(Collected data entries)
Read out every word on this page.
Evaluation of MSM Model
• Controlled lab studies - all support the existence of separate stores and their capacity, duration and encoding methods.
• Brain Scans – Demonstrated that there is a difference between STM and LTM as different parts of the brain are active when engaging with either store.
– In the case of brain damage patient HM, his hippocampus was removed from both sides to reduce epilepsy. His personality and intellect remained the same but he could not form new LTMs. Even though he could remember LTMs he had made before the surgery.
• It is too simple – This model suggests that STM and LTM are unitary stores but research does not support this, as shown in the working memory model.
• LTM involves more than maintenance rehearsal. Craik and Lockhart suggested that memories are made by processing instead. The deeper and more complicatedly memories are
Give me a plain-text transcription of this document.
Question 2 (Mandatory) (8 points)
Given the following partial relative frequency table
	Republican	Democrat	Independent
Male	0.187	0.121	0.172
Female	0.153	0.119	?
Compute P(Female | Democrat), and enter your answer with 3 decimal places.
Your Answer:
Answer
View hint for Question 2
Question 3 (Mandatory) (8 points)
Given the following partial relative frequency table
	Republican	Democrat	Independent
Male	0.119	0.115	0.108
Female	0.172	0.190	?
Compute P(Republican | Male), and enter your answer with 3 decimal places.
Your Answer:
...
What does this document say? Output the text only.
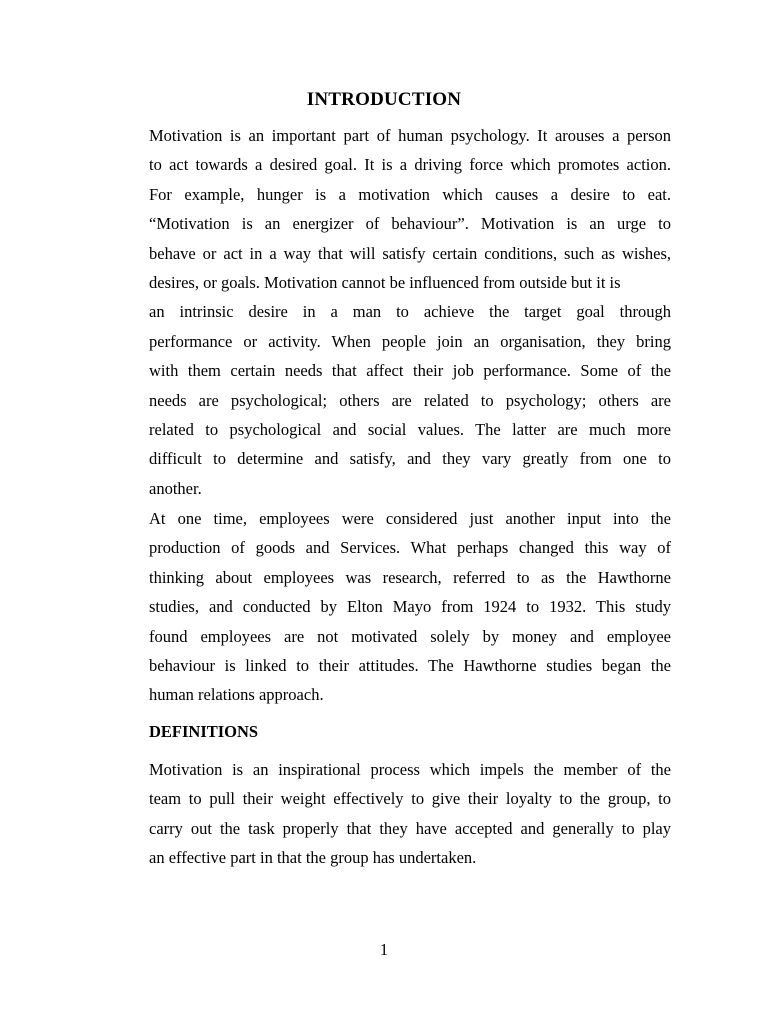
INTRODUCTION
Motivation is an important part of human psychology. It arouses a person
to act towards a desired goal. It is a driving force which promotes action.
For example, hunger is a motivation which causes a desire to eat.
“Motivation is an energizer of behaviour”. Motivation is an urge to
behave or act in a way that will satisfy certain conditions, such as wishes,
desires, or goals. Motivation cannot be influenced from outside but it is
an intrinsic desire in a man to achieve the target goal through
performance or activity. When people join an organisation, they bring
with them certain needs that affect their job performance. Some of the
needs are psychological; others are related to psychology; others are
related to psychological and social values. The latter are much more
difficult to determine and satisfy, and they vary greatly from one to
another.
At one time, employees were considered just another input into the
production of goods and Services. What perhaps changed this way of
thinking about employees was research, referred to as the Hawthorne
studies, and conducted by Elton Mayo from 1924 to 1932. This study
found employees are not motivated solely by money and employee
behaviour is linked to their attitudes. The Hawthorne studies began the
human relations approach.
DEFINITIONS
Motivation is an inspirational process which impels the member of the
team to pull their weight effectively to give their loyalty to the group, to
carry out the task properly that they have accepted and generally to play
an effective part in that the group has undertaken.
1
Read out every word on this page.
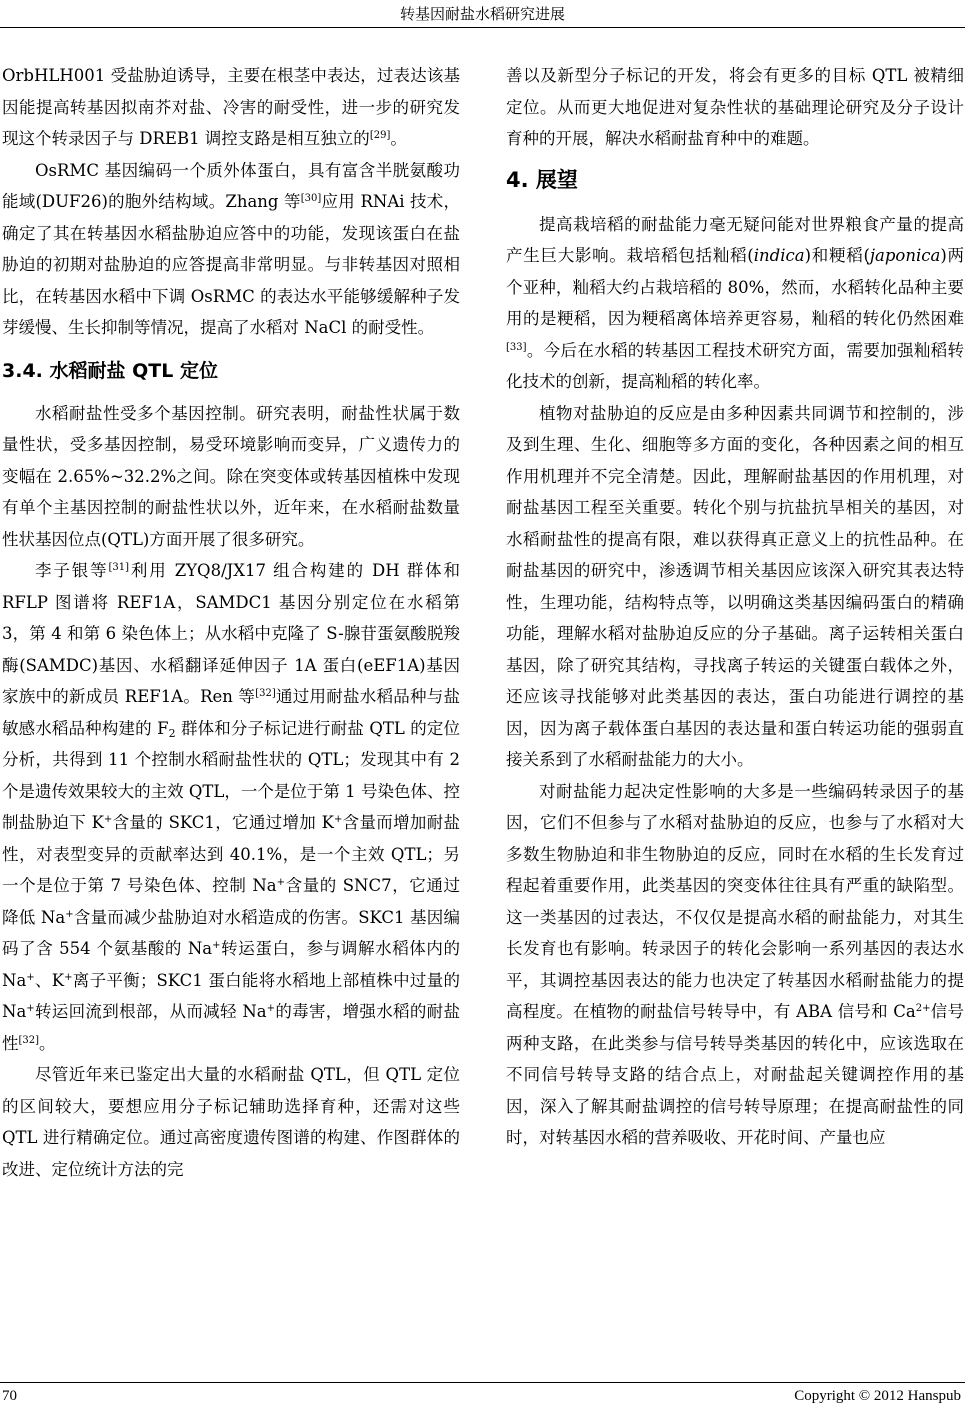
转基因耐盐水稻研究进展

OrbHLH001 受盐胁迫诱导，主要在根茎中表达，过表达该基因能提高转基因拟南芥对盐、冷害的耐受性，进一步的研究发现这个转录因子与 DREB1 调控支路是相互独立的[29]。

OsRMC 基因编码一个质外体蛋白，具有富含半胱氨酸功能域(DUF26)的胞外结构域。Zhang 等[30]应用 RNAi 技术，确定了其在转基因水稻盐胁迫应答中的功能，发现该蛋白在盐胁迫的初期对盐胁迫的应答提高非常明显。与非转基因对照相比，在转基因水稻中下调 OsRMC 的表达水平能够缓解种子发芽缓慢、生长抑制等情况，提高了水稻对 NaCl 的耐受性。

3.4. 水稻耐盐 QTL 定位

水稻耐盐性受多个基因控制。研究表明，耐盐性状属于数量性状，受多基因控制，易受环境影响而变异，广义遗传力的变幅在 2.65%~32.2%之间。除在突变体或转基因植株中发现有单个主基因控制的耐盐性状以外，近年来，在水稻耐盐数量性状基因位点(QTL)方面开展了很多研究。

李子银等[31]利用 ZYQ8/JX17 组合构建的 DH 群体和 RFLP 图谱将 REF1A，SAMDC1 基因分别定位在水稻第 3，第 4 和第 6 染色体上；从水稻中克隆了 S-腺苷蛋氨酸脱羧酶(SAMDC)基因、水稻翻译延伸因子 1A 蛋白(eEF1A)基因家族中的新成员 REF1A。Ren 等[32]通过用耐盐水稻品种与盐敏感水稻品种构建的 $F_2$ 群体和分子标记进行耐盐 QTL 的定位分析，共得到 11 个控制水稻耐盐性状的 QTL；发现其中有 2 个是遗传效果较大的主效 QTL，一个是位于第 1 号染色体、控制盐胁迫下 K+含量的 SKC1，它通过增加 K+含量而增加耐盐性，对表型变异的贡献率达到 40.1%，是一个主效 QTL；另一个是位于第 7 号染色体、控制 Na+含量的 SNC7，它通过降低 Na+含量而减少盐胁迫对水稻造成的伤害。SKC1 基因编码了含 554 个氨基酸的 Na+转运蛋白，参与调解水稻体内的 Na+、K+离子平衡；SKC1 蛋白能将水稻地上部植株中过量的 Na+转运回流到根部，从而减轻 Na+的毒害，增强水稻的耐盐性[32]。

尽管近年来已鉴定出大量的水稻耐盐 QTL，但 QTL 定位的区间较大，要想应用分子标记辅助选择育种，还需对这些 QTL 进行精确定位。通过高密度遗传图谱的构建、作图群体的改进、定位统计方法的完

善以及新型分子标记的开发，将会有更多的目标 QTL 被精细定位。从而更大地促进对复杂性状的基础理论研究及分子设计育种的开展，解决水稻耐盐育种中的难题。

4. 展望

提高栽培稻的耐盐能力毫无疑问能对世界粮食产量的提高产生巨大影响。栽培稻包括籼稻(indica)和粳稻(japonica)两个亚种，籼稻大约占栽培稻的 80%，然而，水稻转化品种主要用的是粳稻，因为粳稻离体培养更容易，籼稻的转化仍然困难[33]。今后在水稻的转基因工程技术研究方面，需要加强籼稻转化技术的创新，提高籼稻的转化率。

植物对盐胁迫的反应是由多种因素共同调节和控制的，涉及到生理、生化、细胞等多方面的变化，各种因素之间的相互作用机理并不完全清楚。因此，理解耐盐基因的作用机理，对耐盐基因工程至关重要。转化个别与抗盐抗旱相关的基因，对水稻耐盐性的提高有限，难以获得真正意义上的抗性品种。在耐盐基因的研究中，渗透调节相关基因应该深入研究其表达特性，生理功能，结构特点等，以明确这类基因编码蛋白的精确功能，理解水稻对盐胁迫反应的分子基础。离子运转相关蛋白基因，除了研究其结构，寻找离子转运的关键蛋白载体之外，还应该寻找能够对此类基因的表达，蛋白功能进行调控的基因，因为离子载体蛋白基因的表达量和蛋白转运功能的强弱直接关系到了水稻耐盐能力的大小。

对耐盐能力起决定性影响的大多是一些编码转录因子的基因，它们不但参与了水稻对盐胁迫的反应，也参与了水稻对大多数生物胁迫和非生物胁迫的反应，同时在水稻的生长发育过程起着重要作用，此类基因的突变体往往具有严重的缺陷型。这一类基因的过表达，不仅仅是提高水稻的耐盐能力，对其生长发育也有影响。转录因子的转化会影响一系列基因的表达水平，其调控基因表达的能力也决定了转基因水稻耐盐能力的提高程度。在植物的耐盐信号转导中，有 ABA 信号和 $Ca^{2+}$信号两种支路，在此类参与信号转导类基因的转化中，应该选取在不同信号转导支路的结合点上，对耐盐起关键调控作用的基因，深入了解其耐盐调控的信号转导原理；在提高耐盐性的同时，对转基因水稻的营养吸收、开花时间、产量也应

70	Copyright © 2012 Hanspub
...
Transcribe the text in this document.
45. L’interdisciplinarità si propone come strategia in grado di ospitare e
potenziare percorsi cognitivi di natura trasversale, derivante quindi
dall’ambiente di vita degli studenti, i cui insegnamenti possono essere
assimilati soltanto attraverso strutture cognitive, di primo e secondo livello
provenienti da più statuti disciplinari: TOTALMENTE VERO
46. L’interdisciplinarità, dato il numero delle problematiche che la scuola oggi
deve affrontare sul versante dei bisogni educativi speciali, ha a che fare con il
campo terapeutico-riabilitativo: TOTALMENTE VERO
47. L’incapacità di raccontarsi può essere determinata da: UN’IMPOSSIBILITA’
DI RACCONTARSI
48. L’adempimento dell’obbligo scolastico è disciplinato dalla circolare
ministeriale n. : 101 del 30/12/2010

--- To do ---
Report how many lines of the entries hold the string "enter". Provide the number alone.

--- Solved problem ---
2